Saved entries

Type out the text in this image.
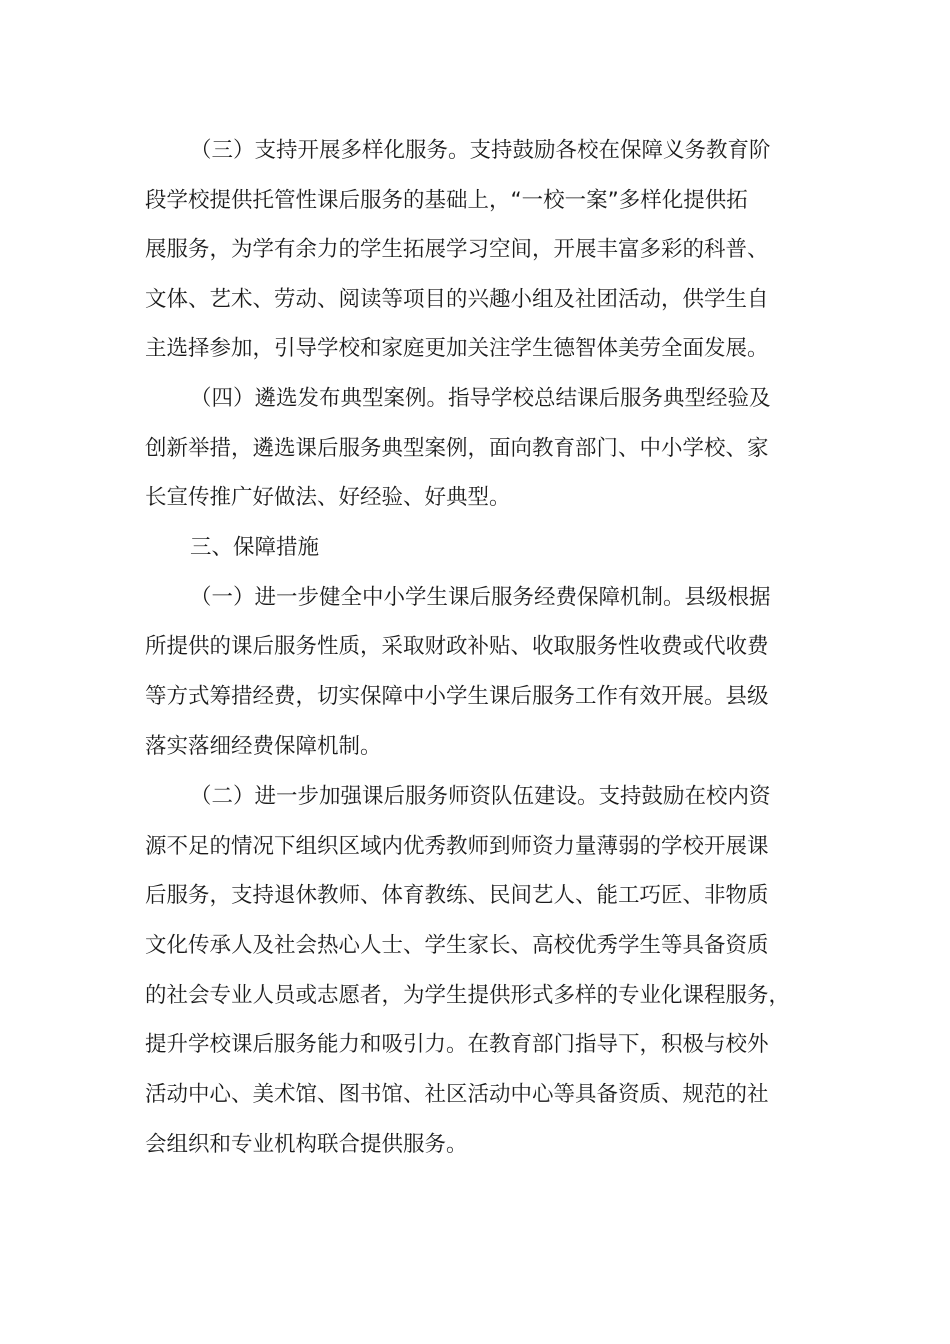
（三）支持开展多样化服务。支持鼓励各校在保障义务教育阶
段学校提供托管性课后服务的基础上，“一校一案”多样化提供拓
展服务，为学有余力的学生拓展学习空间，开展丰富多彩的科普、
文体、艺术、劳动、阅读等项目的兴趣小组及社团活动，供学生自
主选择参加，引导学校和家庭更加关注学生德智体美劳全面发展。
（四）遴选发布典型案例。指导学校总结课后服务典型经验及
创新举措，遴选课后服务典型案例，面向教育部门、中小学校、家
长宣传推广好做法、好经验、好典型。
三、保障措施
（一）进一步健全中小学生课后服务经费保障机制。县级根据
所提供的课后服务性质，采取财政补贴、收取服务性收费或代收费
等方式筹措经费，切实保障中小学生课后服务工作有效开展。县级
落实落细经费保障机制。
（二）进一步加强课后服务师资队伍建设。支持鼓励在校内资
源不足的情况下组织区域内优秀教师到师资力量薄弱的学校开展课
后服务，支持退休教师、体育教练、民间艺人、能工巧匠、非物质
文化传承人及社会热心人士、学生家长、高校优秀学生等具备资质
的社会专业人员或志愿者，为学生提供形式多样的专业化课程服务，
提升学校课后服务能力和吸引力。在教育部门指导下，积极与校外
活动中心、美术馆、图书馆、社区活动中心等具备资质、规范的社
会组织和专业机构联合提供服务。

Task to carry out:
Each line in the records above should be reproduced exactly; images are not copied.

Response:
Type out the text in this image.
（三）支持开展多样化服务。支持鼓励各校在保障义务教育阶
段学校提供托管性课后服务的基础上，“一校一案”多样化提供拓
展服务，为学有余力的学生拓展学习空间，开展丰富多彩的科普、
文体、艺术、劳动、阅读等项目的兴趣小组及社团活动，供学生自
主选择参加，引导学校和家庭更加关注学生德智体美劳全面发展。
（四）遴选发布典型案例。指导学校总结课后服务典型经验及
创新举措，遴选课后服务典型案例，面向教育部门、中小学校、家
长宣传推广好做法、好经验、好典型。
三、保障措施
（一）进一步健全中小学生课后服务经费保障机制。县级根据
所提供的课后服务性质，采取财政补贴、收取服务性收费或代收费
等方式筹措经费，切实保障中小学生课后服务工作有效开展。县级
落实落细经费保障机制。
（二）进一步加强课后服务师资队伍建设。支持鼓励在校内资
源不足的情况下组织区域内优秀教师到师资力量薄弱的学校开展课
后服务，支持退休教师、体育教练、民间艺人、能工巧匠、非物质
文化传承人及社会热心人士、学生家长、高校优秀学生等具备资质
的社会专业人员或志愿者，为学生提供形式多样的专业化课程服务，
提升学校课后服务能力和吸引力。在教育部门指导下，积极与校外
活动中心、美术馆、图书馆、社区活动中心等具备资质、规范的社
会组织和专业机构联合提供服务。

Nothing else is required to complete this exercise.